* Task requirements
Write the data out again, exactly as given.

Start of Exercise material

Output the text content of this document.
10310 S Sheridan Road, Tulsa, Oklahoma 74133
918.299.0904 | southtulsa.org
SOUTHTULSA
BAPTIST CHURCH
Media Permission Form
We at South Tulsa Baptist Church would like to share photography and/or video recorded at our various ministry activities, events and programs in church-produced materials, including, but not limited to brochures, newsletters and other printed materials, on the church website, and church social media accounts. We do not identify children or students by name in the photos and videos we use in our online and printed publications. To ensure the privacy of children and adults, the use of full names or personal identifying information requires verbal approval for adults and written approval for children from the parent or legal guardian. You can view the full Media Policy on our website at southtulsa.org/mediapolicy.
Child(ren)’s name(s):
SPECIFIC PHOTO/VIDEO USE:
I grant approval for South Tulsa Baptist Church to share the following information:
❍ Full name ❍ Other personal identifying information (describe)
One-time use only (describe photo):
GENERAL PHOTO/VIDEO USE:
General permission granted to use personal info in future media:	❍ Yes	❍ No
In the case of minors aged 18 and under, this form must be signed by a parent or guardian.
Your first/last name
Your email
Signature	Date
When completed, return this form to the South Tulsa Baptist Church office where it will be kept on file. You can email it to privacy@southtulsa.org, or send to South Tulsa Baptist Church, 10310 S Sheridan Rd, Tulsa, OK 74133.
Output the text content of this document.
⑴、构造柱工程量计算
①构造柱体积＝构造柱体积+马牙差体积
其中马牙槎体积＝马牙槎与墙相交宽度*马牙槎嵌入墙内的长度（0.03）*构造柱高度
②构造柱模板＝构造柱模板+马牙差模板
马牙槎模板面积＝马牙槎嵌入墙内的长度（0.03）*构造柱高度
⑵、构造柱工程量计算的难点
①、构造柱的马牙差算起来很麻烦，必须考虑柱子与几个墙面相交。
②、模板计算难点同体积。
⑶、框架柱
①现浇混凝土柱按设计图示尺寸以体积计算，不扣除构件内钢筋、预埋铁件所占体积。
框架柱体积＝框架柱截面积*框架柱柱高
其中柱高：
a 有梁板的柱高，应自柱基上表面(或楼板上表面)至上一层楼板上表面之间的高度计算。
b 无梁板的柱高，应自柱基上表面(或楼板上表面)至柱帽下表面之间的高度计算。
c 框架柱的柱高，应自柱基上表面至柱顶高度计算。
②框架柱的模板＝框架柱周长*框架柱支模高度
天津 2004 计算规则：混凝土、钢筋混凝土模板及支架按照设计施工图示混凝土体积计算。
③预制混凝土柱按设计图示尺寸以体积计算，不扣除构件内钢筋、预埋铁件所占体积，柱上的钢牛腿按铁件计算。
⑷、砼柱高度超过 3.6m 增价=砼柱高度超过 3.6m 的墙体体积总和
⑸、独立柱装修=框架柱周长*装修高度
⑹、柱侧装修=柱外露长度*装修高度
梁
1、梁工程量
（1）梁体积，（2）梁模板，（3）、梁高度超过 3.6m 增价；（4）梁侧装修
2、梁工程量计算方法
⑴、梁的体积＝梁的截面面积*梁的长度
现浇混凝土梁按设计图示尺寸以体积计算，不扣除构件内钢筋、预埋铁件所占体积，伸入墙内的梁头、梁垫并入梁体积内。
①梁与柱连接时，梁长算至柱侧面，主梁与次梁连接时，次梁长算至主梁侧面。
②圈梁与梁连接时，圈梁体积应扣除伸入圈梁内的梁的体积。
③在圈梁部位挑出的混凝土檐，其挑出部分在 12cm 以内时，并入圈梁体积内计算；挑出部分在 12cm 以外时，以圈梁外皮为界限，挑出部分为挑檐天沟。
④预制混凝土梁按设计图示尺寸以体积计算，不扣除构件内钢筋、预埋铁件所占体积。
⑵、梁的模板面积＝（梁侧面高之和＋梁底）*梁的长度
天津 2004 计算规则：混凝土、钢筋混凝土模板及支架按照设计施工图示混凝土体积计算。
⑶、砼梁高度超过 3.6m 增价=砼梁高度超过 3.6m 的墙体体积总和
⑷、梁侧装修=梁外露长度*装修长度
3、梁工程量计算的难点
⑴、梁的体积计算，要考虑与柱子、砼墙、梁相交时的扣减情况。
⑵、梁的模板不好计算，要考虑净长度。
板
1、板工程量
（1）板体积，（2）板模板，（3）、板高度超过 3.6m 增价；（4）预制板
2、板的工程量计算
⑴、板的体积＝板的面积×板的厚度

End of Exercise material

* The result
Output the text content of this document.
10310 S Sheridan Road, Tulsa, Oklahoma 74133
918.299.0904 | southtulsa.org
SOUTHTULSA
BAPTIST CHURCH
Media Permission Form
We at South Tulsa Baptist Church would like to share photography and/or video recorded at our various ministry activities, events and programs in church-produced materials, including, but not limited to brochures, newsletters and other printed materials, on the church website, and church social media accounts. We do not identify children or students by name in the photos and videos we use in our online and printed publications. To ensure the privacy of children and adults, the use of full names or personal identifying information requires verbal approval for adults and written approval for children from the parent or legal guardian. You can view the full Media Policy on our website at southtulsa.org/mediapolicy.
Child(ren)’s name(s):
SPECIFIC PHOTO/VIDEO USE:
I grant approval for South Tulsa Baptist Church to share the following information:
❍ Full name ❍ Other personal identifying information (describe)
One-time use only (describe photo):
GENERAL PHOTO/VIDEO USE:
General permission granted to use personal info in future media:	❍ Yes	❍ No
In the case of minors aged 18 and under, this form must be signed by a parent or guardian.
Your first/last name
Your email
Signature	Date
When completed, return this form to the South Tulsa Baptist Church office where it will be kept on file. You can email it to privacy@southtulsa.org, or send to South Tulsa Baptist Church, 10310 S Sheridan Rd, Tulsa, OK 74133.
Output the text content of this document.
⑴、构造柱工程量计算
①构造柱体积＝构造柱体积+马牙差体积
其中马牙槎体积＝马牙槎与墙相交宽度*马牙槎嵌入墙内的长度（0.03）*构造柱高度
②构造柱模板＝构造柱模板+马牙差模板
马牙槎模板面积＝马牙槎嵌入墙内的长度（0.03）*构造柱高度
⑵、构造柱工程量计算的难点
①、构造柱的马牙差算起来很麻烦，必须考虑柱子与几个墙面相交。
②、模板计算难点同体积。
⑶、框架柱
①现浇混凝土柱按设计图示尺寸以体积计算，不扣除构件内钢筋、预埋铁件所占体积。
框架柱体积＝框架柱截面积*框架柱柱高
其中柱高：
a 有梁板的柱高，应自柱基上表面(或楼板上表面)至上一层楼板上表面之间的高度计算。
b 无梁板的柱高，应自柱基上表面(或楼板上表面)至柱帽下表面之间的高度计算。
c 框架柱的柱高，应自柱基上表面至柱顶高度计算。
②框架柱的模板＝框架柱周长*框架柱支模高度
天津 2004 计算规则：混凝土、钢筋混凝土模板及支架按照设计施工图示混凝土体积计算。
③预制混凝土柱按设计图示尺寸以体积计算，不扣除构件内钢筋、预埋铁件所占体积，柱上的钢牛腿按铁件计算。
⑷、砼柱高度超过 3.6m 增价=砼柱高度超过 3.6m 的墙体体积总和
⑸、独立柱装修=框架柱周长*装修高度
⑹、柱侧装修=柱外露长度*装修高度
梁
1、梁工程量
（1）梁体积，（2）梁模板，（3）、梁高度超过 3.6m 增价；（4）梁侧装修
2、梁工程量计算方法
⑴、梁的体积＝梁的截面面积*梁的长度
现浇混凝土梁按设计图示尺寸以体积计算，不扣除构件内钢筋、预埋铁件所占体积，伸入墙内的梁头、梁垫并入梁体积内。
①梁与柱连接时，梁长算至柱侧面，主梁与次梁连接时，次梁长算至主梁侧面。
②圈梁与梁连接时，圈梁体积应扣除伸入圈梁内的梁的体积。
③在圈梁部位挑出的混凝土檐，其挑出部分在 12cm 以内时，并入圈梁体积内计算；挑出部分在 12cm 以外时，以圈梁外皮为界限，挑出部分为挑檐天沟。
④预制混凝土梁按设计图示尺寸以体积计算，不扣除构件内钢筋、预埋铁件所占体积。
⑵、梁的模板面积＝（梁侧面高之和＋梁底）*梁的长度
天津 2004 计算规则：混凝土、钢筋混凝土模板及支架按照设计施工图示混凝土体积计算。
⑶、砼梁高度超过 3.6m 增价=砼梁高度超过 3.6m 的墙体体积总和
⑷、梁侧装修=梁外露长度*装修长度
3、梁工程量计算的难点
⑴、梁的体积计算，要考虑与柱子、砼墙、梁相交时的扣减情况。
⑵、梁的模板不好计算，要考虑净长度。
板
1、板工程量
（1）板体积，（2）板模板，（3）、板高度超过 3.6m 增价；（4）预制板
2、板的工程量计算
⑴、板的体积＝板的面积×板的厚度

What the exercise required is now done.